### Exercise data

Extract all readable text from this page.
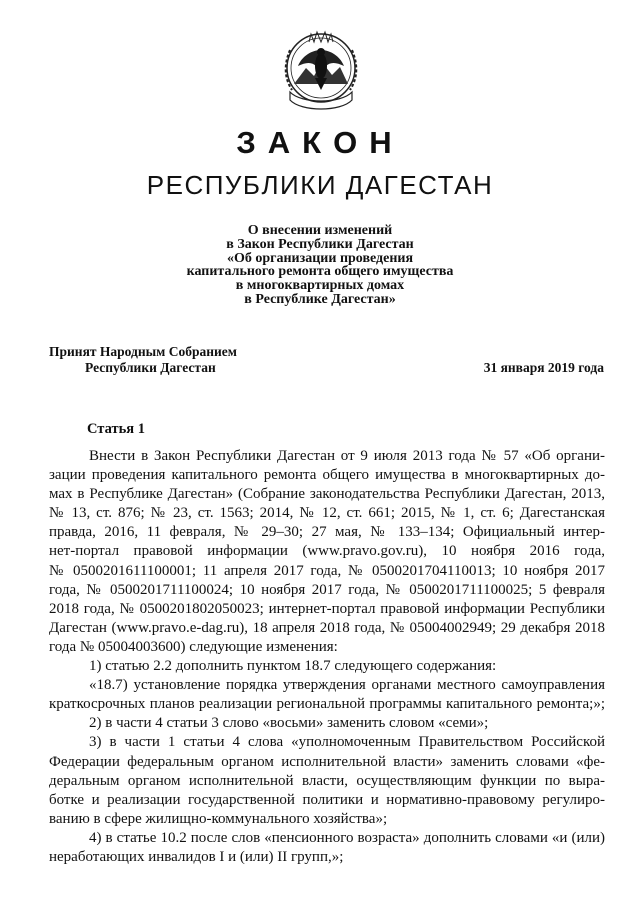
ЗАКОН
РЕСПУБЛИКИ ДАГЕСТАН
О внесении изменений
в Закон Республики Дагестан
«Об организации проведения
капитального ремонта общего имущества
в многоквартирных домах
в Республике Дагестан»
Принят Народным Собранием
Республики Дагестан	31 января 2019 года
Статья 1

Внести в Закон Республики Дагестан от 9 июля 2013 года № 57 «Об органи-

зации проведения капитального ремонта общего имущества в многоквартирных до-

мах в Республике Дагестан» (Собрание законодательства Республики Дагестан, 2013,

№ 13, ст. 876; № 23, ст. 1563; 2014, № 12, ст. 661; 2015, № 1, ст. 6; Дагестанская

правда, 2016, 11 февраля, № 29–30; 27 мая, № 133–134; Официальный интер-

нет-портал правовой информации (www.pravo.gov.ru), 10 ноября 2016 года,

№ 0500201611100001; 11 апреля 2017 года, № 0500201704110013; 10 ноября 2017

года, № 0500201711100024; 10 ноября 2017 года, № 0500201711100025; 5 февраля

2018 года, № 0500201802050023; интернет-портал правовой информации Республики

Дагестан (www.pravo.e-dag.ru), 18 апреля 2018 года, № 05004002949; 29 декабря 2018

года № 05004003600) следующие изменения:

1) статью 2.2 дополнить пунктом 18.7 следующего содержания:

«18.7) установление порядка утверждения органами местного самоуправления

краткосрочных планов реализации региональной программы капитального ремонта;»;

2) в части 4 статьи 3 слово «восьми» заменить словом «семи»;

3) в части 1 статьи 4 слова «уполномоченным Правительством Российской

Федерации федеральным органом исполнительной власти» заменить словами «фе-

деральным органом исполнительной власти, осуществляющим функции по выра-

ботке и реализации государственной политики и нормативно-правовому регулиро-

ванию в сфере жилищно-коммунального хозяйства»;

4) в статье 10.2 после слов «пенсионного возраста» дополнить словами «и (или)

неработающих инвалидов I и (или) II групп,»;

######

■ Task instructions: Which lines above contain "исполнительной"? Show each of them.

■ Full output:
Федерации федеральным органом исполнительной власти» заменить словами «фе-
деральным органом исполнительной власти, осуществляющим функции по выра-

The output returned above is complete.